CONSIGNE ÉCRITE: Dans le passage extrait sur « La Ménagerie de Papier », quelle étoile revient dans les récits tournés vers l'exploration spatiale ?

"La Ménagerie de Papier" est un recueil de 500 pages réunissant 19 nouvelles écrites par Ken Liu, écrivain d'origine chinoise et résidant actuellement aux États Unis, point qu'il me semble utile de préciser étant donné que son parcours personnel, à l'intersection de différents espaces culturels, transparait à plusieurs reprises dans son œuvre.
D'une façon générale, ce livre peut être considéré comme un ensemble d'histoires de science-fiction, mais ce serait en vérité réducteur, dans la mesure où l'auteur semble n'avoir cure des distinctions entre les genres littéraires. Au contraire, il ne cesse de jongler avec, de la fable futuriste à la fantasy en passant par le roman historique et le conte hébraïque. Il alterne également entre les registres : humoristique, intimiste, tragique, etc.
La science-fiction se voit par ailleurs déclinée de multiples manières. L'histoire peut tout aussi bien s'inscrire dans le cadre d'une épopée spatiale à la "2001, l'Odyssée de l'espace" que d'un récit d'anticipation susceptible de figurer dans la série "Black Mirror".
Notons par ailleurs une extrême variabilité en ce qui concerne la longueur, puisque les textes peuvent osciller d'une trentaine de pages à seulement quelques paragraphes.
Cependant, une telle diversité ne signifie pas l'absence de liant entre toutes ces histoires : un accent particulier est mis sur les interactions humaines, avec une large palette de sentiments, preuve de la capacité de l'auteur à nous émouvoir. Notons aussi la récurrence de l'étoile 61 Virginis dans les écrits tournés vers l'exploration spatiale.
Le style d'écriture est simple, sans pour autant être simpliste, sachant que le format de la nouvelle ne permet pas de partir dans de longues circonlocutions. Toutefois, la narration de Ken Liu atteste d'une réelle maitrise, chaque récit ayant sa spécificité, son angle d'approche.

ENTRÉES DE DONNÉES:
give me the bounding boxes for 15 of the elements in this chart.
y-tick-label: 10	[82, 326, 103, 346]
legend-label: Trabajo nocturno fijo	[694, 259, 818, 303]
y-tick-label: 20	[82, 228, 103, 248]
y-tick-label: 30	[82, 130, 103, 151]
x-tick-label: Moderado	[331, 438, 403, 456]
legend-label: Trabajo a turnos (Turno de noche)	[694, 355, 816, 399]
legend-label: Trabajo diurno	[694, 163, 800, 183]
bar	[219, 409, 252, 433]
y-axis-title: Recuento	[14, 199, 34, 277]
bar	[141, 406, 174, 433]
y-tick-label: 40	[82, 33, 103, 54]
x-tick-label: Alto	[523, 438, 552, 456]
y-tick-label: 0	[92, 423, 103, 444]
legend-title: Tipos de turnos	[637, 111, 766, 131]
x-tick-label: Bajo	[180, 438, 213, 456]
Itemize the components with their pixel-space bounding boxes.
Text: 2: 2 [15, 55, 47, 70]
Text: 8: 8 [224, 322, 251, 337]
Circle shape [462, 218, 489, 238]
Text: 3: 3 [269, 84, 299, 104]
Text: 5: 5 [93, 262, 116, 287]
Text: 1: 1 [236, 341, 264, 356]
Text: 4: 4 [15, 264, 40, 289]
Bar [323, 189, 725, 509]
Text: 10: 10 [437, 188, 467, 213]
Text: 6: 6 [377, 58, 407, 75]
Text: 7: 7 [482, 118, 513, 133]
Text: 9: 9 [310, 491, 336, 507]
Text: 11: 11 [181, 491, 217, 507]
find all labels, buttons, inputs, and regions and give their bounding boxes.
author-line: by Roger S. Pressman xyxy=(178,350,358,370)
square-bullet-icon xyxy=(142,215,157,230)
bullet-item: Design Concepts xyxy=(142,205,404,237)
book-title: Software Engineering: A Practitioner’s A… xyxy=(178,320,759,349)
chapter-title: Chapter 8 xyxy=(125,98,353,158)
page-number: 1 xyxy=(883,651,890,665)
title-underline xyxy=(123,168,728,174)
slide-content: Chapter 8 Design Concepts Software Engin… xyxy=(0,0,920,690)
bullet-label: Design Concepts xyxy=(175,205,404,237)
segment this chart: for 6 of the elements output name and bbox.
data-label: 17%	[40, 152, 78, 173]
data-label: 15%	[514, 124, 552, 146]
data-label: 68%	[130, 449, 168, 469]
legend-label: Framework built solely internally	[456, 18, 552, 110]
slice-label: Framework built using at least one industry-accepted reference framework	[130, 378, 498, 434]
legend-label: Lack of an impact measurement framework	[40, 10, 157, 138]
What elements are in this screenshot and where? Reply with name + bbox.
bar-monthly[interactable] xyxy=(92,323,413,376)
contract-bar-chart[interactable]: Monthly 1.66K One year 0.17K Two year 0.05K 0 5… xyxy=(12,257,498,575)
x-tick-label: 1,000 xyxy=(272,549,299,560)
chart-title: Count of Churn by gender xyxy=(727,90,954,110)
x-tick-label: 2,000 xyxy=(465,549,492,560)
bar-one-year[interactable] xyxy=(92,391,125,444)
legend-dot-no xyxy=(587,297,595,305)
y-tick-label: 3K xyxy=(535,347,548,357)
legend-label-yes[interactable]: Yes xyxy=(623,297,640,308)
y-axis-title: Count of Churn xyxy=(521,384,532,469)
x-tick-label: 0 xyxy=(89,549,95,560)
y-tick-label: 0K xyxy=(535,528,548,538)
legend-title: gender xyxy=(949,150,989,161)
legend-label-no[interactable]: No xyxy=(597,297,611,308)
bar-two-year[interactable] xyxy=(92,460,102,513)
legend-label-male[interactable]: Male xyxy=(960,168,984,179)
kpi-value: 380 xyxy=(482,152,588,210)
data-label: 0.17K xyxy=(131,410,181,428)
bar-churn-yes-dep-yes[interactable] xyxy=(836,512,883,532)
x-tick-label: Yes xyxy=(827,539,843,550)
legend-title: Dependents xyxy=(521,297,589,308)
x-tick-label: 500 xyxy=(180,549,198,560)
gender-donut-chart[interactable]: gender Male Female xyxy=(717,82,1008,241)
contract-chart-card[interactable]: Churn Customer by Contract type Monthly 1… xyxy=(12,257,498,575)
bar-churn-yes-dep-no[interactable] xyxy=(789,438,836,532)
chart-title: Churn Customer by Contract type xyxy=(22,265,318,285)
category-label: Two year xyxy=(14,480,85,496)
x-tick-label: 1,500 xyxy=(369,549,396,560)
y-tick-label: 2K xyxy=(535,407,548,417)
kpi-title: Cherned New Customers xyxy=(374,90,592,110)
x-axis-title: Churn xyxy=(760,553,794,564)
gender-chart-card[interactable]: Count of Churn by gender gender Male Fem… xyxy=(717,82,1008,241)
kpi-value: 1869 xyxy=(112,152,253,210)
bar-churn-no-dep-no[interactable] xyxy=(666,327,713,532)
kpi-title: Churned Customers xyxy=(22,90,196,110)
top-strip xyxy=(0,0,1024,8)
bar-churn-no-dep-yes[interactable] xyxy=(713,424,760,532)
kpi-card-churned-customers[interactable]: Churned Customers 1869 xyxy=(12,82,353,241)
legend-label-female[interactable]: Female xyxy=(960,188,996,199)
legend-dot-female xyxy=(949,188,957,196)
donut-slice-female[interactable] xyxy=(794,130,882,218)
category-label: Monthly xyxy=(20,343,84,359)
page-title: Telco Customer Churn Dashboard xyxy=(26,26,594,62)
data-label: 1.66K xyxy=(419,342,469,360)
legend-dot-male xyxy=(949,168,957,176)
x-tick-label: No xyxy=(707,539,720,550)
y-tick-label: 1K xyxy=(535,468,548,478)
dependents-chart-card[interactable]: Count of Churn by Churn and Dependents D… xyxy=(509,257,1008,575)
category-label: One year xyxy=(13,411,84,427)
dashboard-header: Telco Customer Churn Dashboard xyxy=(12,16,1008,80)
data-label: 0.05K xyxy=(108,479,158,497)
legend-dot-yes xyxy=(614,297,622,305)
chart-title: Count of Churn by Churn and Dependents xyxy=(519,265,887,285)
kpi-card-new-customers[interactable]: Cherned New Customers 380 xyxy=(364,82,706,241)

CORRIGÉ ÉCRIT: L'étoile 61 Virginis.